**Goal:** The records that follow are to be repeated exactly, with the pictures removed.

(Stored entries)

* * * * * * * * *

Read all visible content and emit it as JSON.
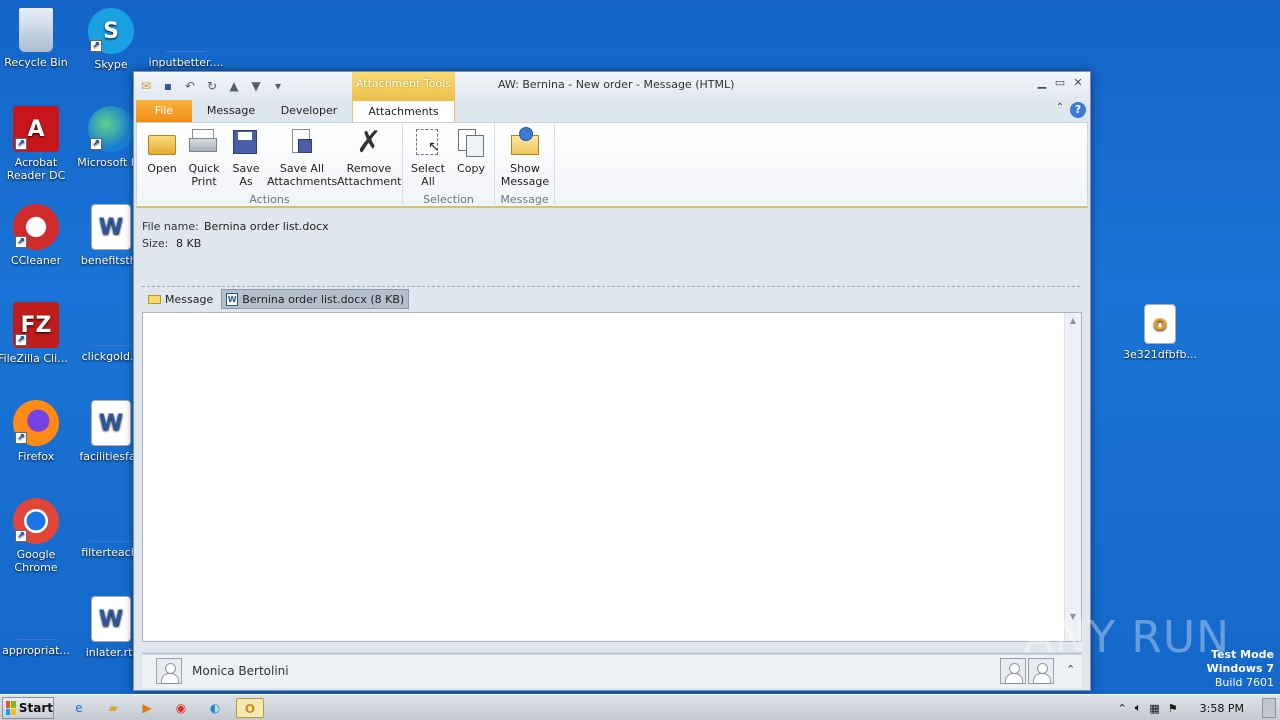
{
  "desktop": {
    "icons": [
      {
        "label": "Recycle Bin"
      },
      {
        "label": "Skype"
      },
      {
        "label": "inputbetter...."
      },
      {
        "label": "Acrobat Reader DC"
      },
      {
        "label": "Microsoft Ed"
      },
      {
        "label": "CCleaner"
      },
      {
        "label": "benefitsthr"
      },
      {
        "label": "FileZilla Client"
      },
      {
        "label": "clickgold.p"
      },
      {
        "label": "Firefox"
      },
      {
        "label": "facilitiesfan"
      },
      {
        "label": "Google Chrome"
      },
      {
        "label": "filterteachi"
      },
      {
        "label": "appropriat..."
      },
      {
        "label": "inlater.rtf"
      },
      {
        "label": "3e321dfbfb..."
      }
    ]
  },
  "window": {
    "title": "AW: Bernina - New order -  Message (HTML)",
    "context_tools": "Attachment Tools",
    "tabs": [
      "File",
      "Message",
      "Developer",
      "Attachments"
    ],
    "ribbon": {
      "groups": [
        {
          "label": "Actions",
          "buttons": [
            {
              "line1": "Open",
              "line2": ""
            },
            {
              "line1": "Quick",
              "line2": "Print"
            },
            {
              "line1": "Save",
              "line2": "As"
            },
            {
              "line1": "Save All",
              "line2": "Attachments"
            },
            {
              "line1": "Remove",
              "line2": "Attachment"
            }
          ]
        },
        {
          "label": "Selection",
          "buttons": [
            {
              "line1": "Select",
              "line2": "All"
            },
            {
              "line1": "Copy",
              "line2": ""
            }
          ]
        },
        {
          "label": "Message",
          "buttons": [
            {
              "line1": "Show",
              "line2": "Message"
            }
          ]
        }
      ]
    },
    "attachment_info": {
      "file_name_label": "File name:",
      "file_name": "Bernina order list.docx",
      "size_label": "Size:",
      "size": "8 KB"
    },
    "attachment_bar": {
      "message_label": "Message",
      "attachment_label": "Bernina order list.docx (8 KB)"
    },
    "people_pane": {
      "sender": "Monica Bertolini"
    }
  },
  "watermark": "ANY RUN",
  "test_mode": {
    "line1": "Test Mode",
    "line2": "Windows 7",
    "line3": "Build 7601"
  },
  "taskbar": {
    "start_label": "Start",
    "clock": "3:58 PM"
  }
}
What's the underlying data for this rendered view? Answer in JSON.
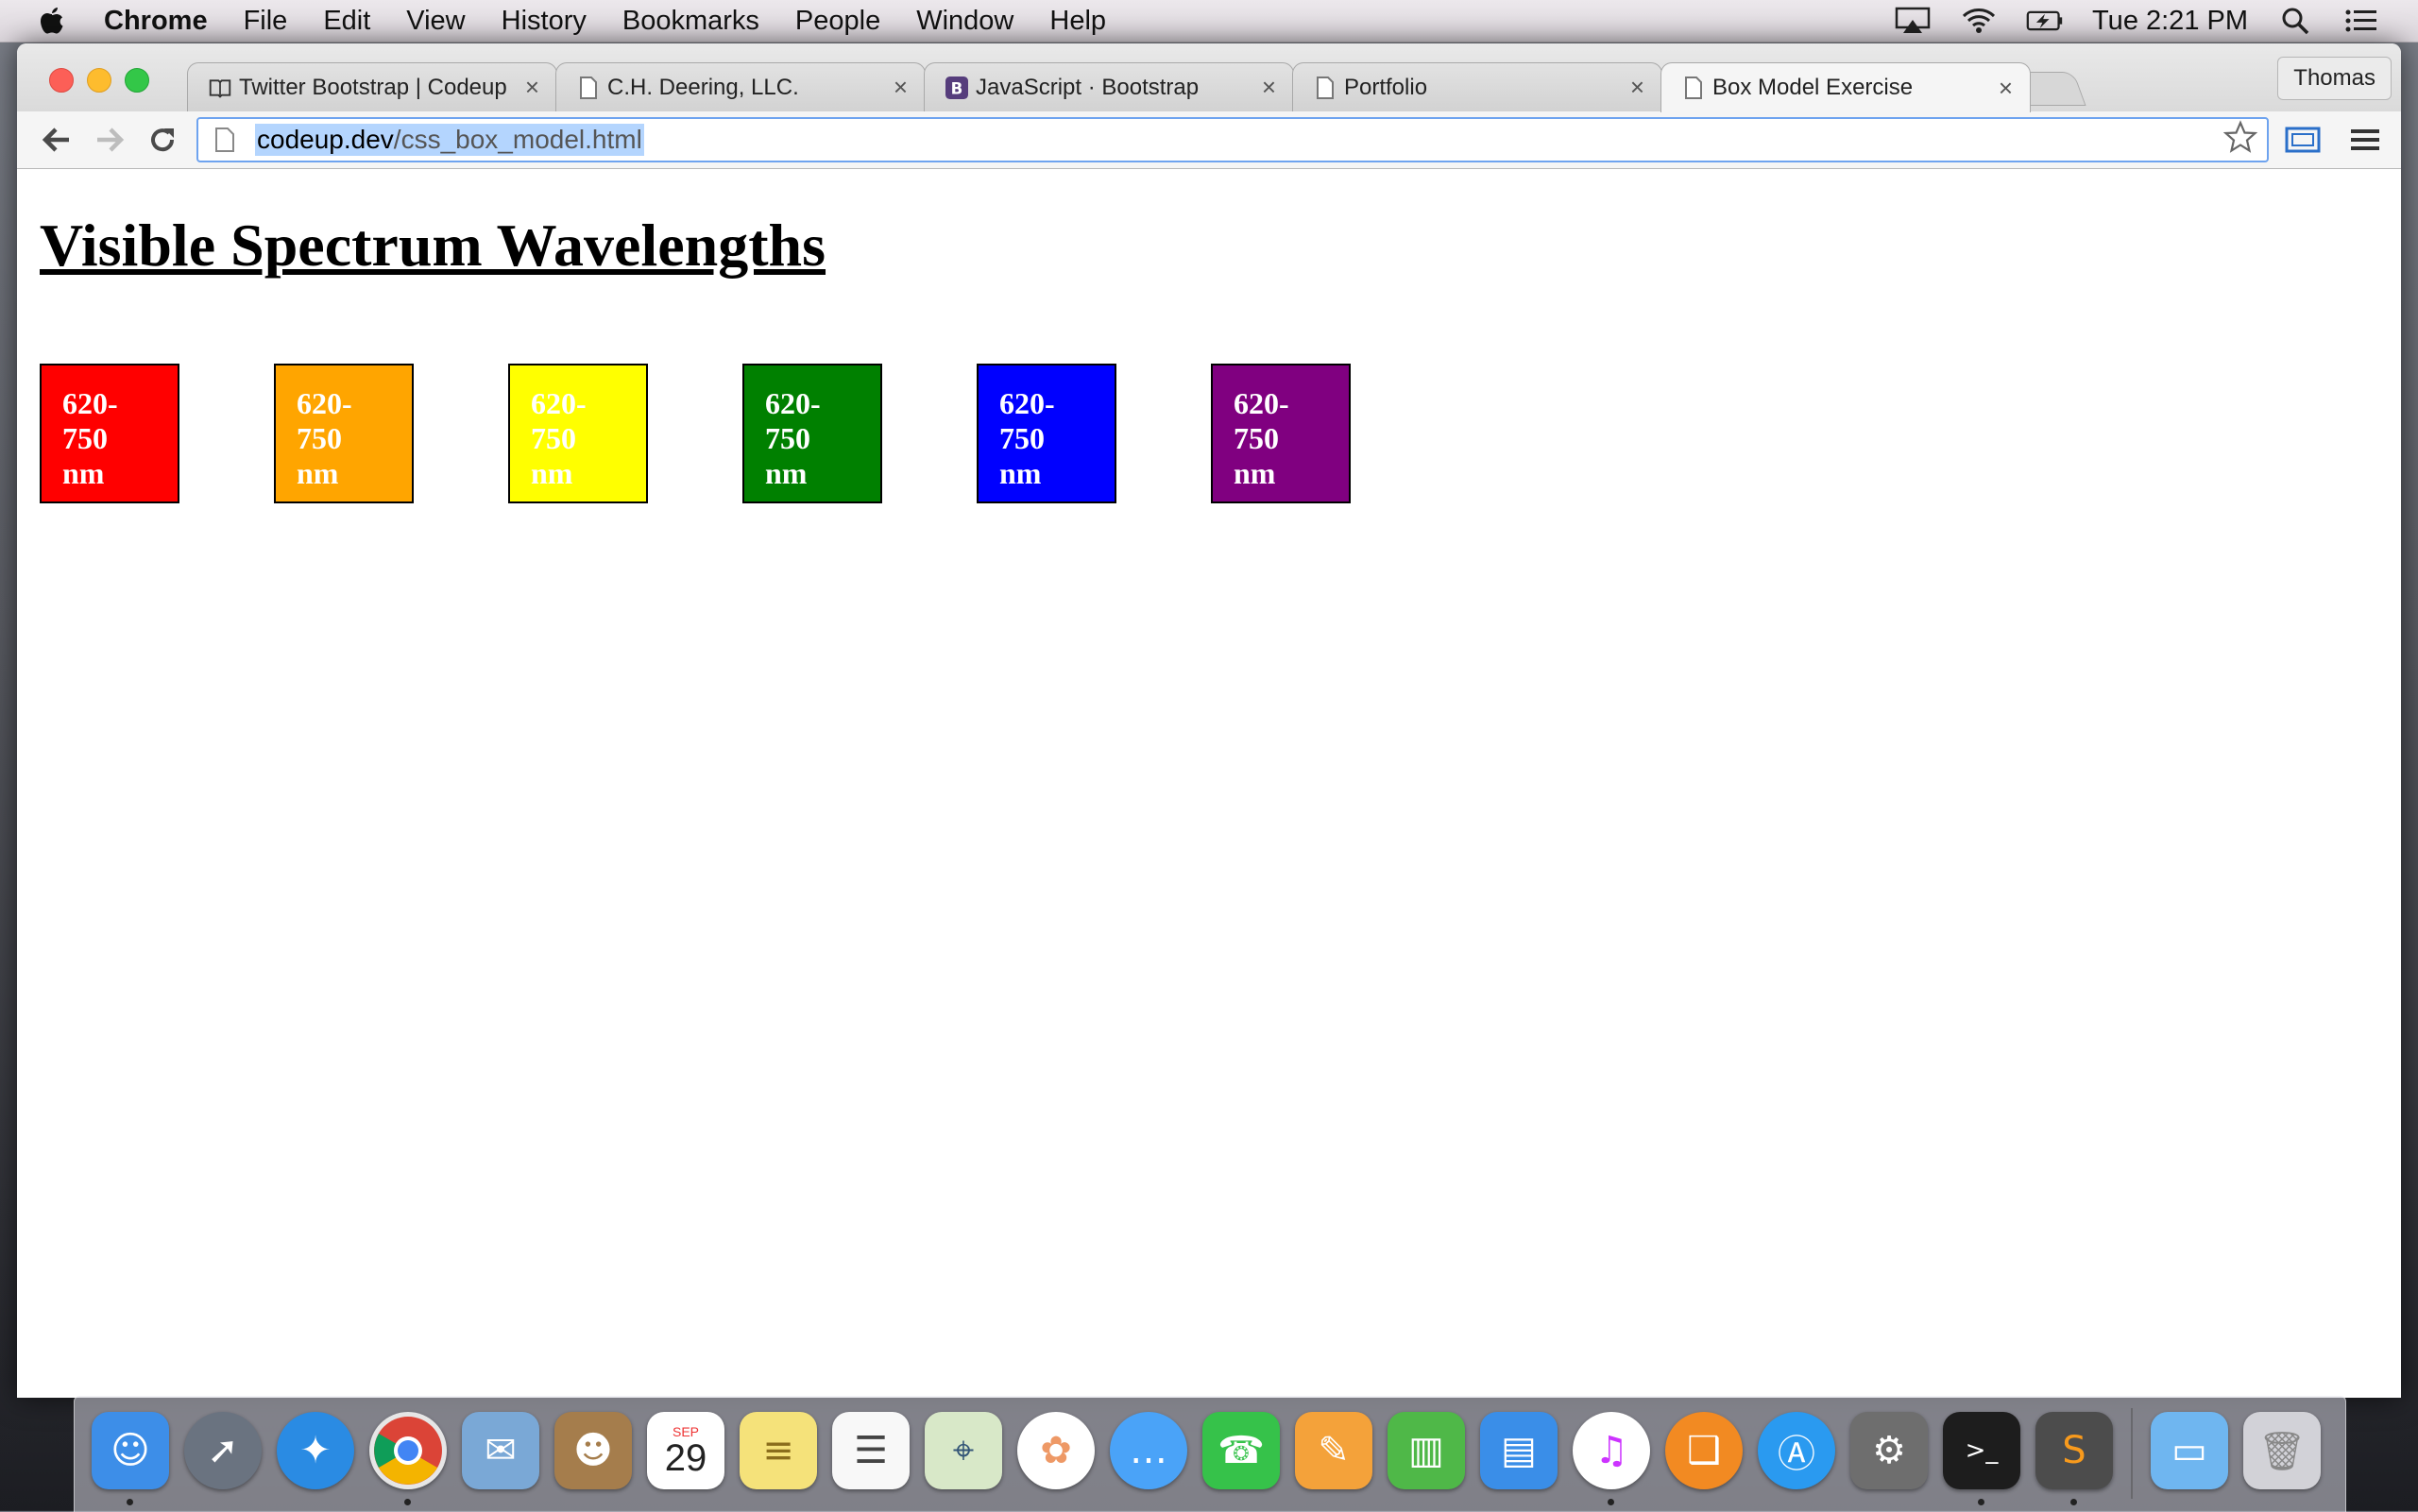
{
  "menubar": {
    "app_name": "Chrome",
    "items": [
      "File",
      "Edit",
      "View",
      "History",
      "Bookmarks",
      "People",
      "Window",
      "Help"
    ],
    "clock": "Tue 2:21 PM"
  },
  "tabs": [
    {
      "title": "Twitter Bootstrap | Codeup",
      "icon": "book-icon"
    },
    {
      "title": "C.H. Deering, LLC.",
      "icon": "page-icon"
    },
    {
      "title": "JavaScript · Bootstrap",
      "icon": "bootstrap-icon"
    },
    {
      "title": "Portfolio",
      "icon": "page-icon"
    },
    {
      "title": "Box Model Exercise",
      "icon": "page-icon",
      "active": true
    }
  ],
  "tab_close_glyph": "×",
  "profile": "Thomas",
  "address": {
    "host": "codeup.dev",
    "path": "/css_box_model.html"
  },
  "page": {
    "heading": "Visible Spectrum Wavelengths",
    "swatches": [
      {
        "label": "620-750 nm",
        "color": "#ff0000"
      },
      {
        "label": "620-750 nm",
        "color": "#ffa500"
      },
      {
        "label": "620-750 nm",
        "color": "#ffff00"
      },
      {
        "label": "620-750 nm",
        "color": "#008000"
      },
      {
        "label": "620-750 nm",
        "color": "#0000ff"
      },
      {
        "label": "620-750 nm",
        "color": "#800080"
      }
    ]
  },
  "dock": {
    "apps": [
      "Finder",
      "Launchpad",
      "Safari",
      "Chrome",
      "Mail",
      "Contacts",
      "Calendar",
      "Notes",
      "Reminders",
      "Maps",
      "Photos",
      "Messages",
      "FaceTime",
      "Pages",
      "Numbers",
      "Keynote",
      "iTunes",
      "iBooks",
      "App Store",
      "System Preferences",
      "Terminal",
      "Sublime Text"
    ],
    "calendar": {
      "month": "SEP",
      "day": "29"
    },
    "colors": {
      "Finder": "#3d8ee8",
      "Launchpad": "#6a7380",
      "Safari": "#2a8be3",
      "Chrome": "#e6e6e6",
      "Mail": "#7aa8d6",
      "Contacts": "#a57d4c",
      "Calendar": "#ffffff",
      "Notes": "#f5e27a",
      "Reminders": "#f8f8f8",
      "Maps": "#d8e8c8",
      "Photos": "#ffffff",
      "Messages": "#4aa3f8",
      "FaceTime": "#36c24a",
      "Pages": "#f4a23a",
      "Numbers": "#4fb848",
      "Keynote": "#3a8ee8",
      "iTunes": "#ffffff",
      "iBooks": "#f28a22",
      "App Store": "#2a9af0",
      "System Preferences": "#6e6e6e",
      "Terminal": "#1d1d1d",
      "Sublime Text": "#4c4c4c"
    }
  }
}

* * * * * * * * *

**Result for this task:**
Read all visible content and emit it as JSON.
{
  "desktop": {
    "icons": [
      {
        "label": "Recycle Bin"
      },
      {
        "label": "Skype"
      },
      {
        "label": "inputbetter...."
      },
      {
        "label": "Acrobat Reader DC"
      },
      {
        "label": "Microsoft Ed"
      },
      {
        "label": "CCleaner"
      },
      {
        "label": "benefitsthr"
      },
      {
        "label": "FileZilla Client"
      },
      {
        "label": "clickgold.p"
      },
      {
        "label": "Firefox"
      },
      {
        "label": "facilitiesfan"
      },
      {
        "label": "Google Chrome"
      },
      {
        "label": "filterteachi"
      },
      {
        "label": "appropriat..."
      },
      {
        "label": "inlater.rtf"
      },
      {
        "label": "3e321dfbfb..."
      }
    ]
  },
  "window": {
    "title": "AW: Bernina - New order -  Message (HTML)",
    "context_tools": "Attachment Tools",
    "tabs": [
      "File",
      "Message",
      "Developer",
      "Attachments"
    ],
    "ribbon": {
      "groups": [
        {
          "label": "Actions",
          "buttons": [
            {
              "line1": "Open",
              "line2": ""
            },
            {
              "line1": "Quick",
              "line2": "Print"
            },
            {
              "line1": "Save",
              "line2": "As"
            },
            {
              "line1": "Save All",
              "line2": "Attachments"
            },
            {
              "line1": "Remove",
              "line2": "Attachment"
            }
          ]
        },
        {
          "label": "Selection",
          "buttons": [
            {
              "line1": "Select",
              "line2": "All"
            },
            {
              "line1": "Copy",
              "line2": ""
            }
          ]
        },
        {
          "label": "Message",
          "buttons": [
            {
              "line1": "Show",
              "line2": "Message"
            }
          ]
        }
      ]
    },
    "attachment_info": {
      "file_name_label": "File name:",
      "file_name": "Bernina order list.docx",
      "size_label": "Size:",
      "size": "8 KB"
    },
    "attachment_bar": {
      "message_label": "Message",
      "attachment_label": "Bernina order list.docx (8 KB)"
    },
    "people_pane": {
      "sender": "Monica Bertolini"
    }
  },
  "watermark": "ANY RUN",
  "test_mode": {
    "line1": "Test Mode",
    "line2": "Windows 7",
    "line3": "Build 7601"
  },
  "taskbar": {
    "start_label": "Start",
    "clock": "3:58 PM"
  }
}
What's the underlying data for this rendered view? Answer in JSON.
{
  "menubar": {
    "app_name": "Chrome",
    "items": [
      "File",
      "Edit",
      "View",
      "History",
      "Bookmarks",
      "People",
      "Window",
      "Help"
    ],
    "clock": "Tue 2:21 PM"
  },
  "tabs": [
    {
      "title": "Twitter Bootstrap | Codeup",
      "icon": "book-icon"
    },
    {
      "title": "C.H. Deering, LLC.",
      "icon": "page-icon"
    },
    {
      "title": "JavaScript · Bootstrap",
      "icon": "bootstrap-icon"
    },
    {
      "title": "Portfolio",
      "icon": "page-icon"
    },
    {
      "title": "Box Model Exercise",
      "icon": "page-icon",
      "active": true
    }
  ],
  "tab_close_glyph": "×",
  "profile": "Thomas",
  "address": {
    "host": "codeup.dev",
    "path": "/css_box_model.html"
  },
  "page": {
    "heading": "Visible Spectrum Wavelengths",
    "swatches": [
      {
        "label": "620-750 nm",
        "color": "#ff0000"
      },
      {
        "label": "620-750 nm",
        "color": "#ffa500"
      },
      {
        "label": "620-750 nm",
        "color": "#ffff00"
      },
      {
        "label": "620-750 nm",
        "color": "#008000"
      },
      {
        "label": "620-750 nm",
        "color": "#0000ff"
      },
      {
        "label": "620-750 nm",
        "color": "#800080"
      }
    ]
  },
  "dock": {
    "apps": [
      "Finder",
      "Launchpad",
      "Safari",
      "Chrome",
      "Mail",
      "Contacts",
      "Calendar",
      "Notes",
      "Reminders",
      "Maps",
      "Photos",
      "Messages",
      "FaceTime",
      "Pages",
      "Numbers",
      "Keynote",
      "iTunes",
      "iBooks",
      "App Store",
      "System Preferences",
      "Terminal",
      "Sublime Text"
    ],
    "calendar": {
      "month": "SEP",
      "day": "29"
    },
    "colors": {
      "Finder": "#3d8ee8",
      "Launchpad": "#6a7380",
      "Safari": "#2a8be3",
      "Chrome": "#e6e6e6",
      "Mail": "#7aa8d6",
      "Contacts": "#a57d4c",
      "Calendar": "#ffffff",
      "Notes": "#f5e27a",
      "Reminders": "#f8f8f8",
      "Maps": "#d8e8c8",
      "Photos": "#ffffff",
      "Messages": "#4aa3f8",
      "FaceTime": "#36c24a",
      "Pages": "#f4a23a",
      "Numbers": "#4fb848",
      "Keynote": "#3a8ee8",
      "iTunes": "#ffffff",
      "iBooks": "#f28a22",
      "App Store": "#2a9af0",
      "System Preferences": "#6e6e6e",
      "Terminal": "#1d1d1d",
      "Sublime Text": "#4c4c4c"
    }
  }
}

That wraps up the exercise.